__Brief__:
Your task is to repeat all of the data exactly while excluding the pictures.

++++++++++++++++++++

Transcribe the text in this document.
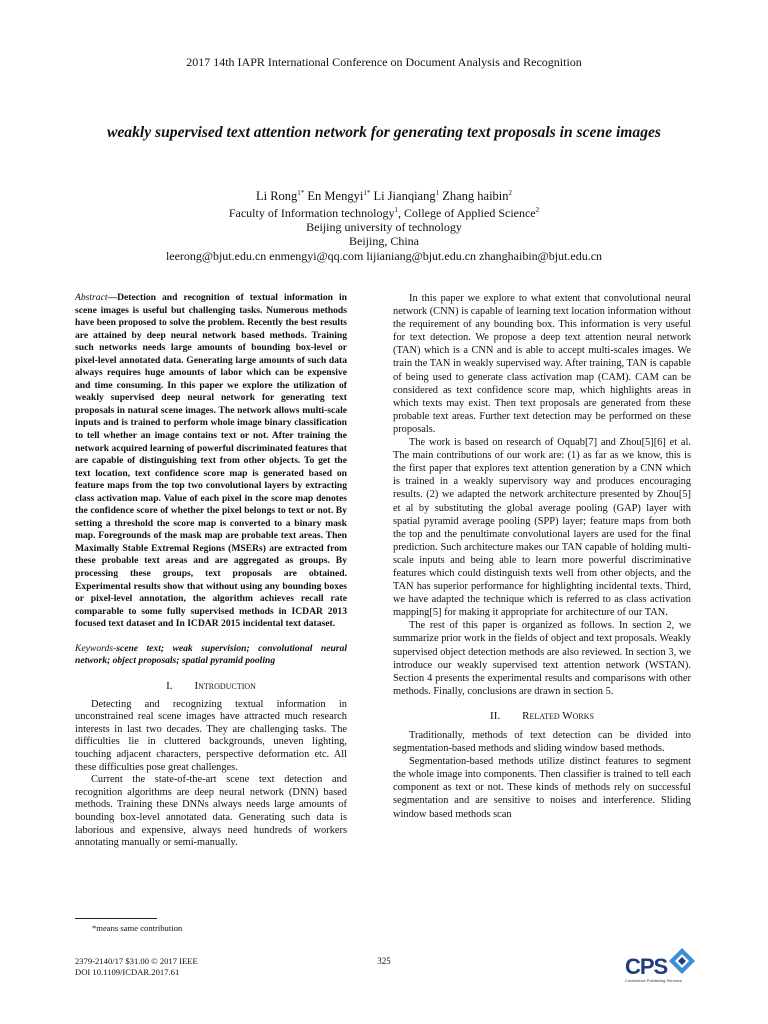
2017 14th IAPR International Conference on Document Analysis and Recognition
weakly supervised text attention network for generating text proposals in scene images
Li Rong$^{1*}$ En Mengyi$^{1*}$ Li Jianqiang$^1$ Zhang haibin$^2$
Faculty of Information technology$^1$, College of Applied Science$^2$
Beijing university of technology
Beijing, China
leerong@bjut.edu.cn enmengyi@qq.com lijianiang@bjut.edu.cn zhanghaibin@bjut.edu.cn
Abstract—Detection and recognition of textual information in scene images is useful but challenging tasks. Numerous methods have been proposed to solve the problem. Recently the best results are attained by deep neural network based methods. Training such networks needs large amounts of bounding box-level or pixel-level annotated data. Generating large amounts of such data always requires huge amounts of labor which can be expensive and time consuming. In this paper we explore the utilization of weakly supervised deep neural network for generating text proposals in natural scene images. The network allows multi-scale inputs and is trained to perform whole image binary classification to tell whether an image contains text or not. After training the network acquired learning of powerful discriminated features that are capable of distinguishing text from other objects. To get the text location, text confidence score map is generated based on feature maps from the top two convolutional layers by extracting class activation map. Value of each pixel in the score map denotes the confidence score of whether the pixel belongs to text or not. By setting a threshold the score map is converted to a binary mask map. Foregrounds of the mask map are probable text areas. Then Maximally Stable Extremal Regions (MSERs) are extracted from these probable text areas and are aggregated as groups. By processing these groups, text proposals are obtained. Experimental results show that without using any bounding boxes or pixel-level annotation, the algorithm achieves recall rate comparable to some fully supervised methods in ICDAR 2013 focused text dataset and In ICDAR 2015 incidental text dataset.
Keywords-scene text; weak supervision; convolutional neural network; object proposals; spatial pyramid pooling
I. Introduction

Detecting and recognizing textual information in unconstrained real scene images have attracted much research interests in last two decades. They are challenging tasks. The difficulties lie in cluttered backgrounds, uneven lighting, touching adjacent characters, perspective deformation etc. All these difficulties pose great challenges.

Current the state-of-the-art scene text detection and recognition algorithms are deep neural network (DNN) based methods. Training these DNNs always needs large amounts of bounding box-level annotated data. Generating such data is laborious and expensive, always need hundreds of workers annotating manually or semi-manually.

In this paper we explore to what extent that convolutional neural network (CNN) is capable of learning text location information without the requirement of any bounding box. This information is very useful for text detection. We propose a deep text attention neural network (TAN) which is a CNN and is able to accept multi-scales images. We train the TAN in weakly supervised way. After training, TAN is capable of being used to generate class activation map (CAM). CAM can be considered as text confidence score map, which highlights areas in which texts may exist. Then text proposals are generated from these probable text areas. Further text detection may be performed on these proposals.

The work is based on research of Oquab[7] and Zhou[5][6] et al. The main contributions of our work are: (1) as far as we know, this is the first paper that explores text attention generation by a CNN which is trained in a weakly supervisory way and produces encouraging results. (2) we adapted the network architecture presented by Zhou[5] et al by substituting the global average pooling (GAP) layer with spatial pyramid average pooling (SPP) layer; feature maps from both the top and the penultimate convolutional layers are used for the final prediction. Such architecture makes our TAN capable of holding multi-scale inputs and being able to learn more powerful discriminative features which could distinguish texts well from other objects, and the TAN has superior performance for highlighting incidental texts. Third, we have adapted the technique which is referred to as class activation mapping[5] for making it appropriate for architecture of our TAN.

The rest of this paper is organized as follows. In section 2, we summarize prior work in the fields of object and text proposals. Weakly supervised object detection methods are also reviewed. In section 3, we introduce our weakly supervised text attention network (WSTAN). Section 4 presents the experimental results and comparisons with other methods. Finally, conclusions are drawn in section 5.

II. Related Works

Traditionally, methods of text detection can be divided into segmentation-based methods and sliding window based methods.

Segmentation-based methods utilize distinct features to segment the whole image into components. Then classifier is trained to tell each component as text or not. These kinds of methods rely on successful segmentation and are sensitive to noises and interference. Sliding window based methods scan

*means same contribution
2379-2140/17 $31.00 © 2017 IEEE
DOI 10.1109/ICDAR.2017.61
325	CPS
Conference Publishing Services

++++++++++++++++++++

__Finished task__:
Transcribe the text in this document.
2017 14th IAPR International Conference on Document Analysis and Recognition
weakly supervised text attention network for generating text proposals in scene images
Li Rong$^{1*}$ En Mengyi$^{1*}$ Li Jianqiang$^1$ Zhang haibin$^2$
Faculty of Information technology$^1$, College of Applied Science$^2$
Beijing university of technology
Beijing, China
leerong@bjut.edu.cn enmengyi@qq.com lijianiang@bjut.edu.cn zhanghaibin@bjut.edu.cn
Abstract—Detection and recognition of textual information in scene images is useful but challenging tasks. Numerous methods have been proposed to solve the problem. Recently the best results are attained by deep neural network based methods. Training such networks needs large amounts of bounding box-level or pixel-level annotated data. Generating large amounts of such data always requires huge amounts of labor which can be expensive and time consuming. In this paper we explore the utilization of weakly supervised deep neural network for generating text proposals in natural scene images. The network allows multi-scale inputs and is trained to perform whole image binary classification to tell whether an image contains text or not. After training the network acquired learning of powerful discriminated features that are capable of distinguishing text from other objects. To get the text location, text confidence score map is generated based on feature maps from the top two convolutional layers by extracting class activation map. Value of each pixel in the score map denotes the confidence score of whether the pixel belongs to text or not. By setting a threshold the score map is converted to a binary mask map. Foregrounds of the mask map are probable text areas. Then Maximally Stable Extremal Regions (MSERs) are extracted from these probable text areas and are aggregated as groups. By processing these groups, text proposals are obtained. Experimental results show that without using any bounding boxes or pixel-level annotation, the algorithm achieves recall rate comparable to some fully supervised methods in ICDAR 2013 focused text dataset and In ICDAR 2015 incidental text dataset.
Keywords-scene text; weak supervision; convolutional neural network; object proposals; spatial pyramid pooling
I. Introduction

Detecting and recognizing textual information in unconstrained real scene images have attracted much research interests in last two decades. They are challenging tasks. The difficulties lie in cluttered backgrounds, uneven lighting, touching adjacent characters, perspective deformation etc. All these difficulties pose great challenges.

Current the state-of-the-art scene text detection and recognition algorithms are deep neural network (DNN) based methods. Training these DNNs always needs large amounts of bounding box-level annotated data. Generating such data is laborious and expensive, always need hundreds of workers annotating manually or semi-manually.

In this paper we explore to what extent that convolutional neural network (CNN) is capable of learning text location information without the requirement of any bounding box. This information is very useful for text detection. We propose a deep text attention neural network (TAN) which is a CNN and is able to accept multi-scales images. We train the TAN in weakly supervised way. After training, TAN is capable of being used to generate class activation map (CAM). CAM can be considered as text confidence score map, which highlights areas in which texts may exist. Then text proposals are generated from these probable text areas. Further text detection may be performed on these proposals.

The work is based on research of Oquab[7] and Zhou[5][6] et al. The main contributions of our work are: (1) as far as we know, this is the first paper that explores text attention generation by a CNN which is trained in a weakly supervisory way and produces encouraging results. (2) we adapted the network architecture presented by Zhou[5] et al by substituting the global average pooling (GAP) layer with spatial pyramid average pooling (SPP) layer; feature maps from both the top and the penultimate convolutional layers are used for the final prediction. Such architecture makes our TAN capable of holding multi-scale inputs and being able to learn more powerful discriminative features which could distinguish texts well from other objects, and the TAN has superior performance for highlighting incidental texts. Third, we have adapted the technique which is referred to as class activation mapping[5] for making it appropriate for architecture of our TAN.

The rest of this paper is organized as follows. In section 2, we summarize prior work in the fields of object and text proposals. Weakly supervised object detection methods are also reviewed. In section 3, we introduce our weakly supervised text attention network (WSTAN). Section 4 presents the experimental results and comparisons with other methods. Finally, conclusions are drawn in section 5.

II. Related Works

Traditionally, methods of text detection can be divided into segmentation-based methods and sliding window based methods.

Segmentation-based methods utilize distinct features to segment the whole image into components. Then classifier is trained to tell each component as text or not. These kinds of methods rely on successful segmentation and are sensitive to noises and interference. Sliding window based methods scan

*means same contribution
2379-2140/17 $31.00 © 2017 IEEE
DOI 10.1109/ICDAR.2017.61
325	CPS
Conference Publishing Services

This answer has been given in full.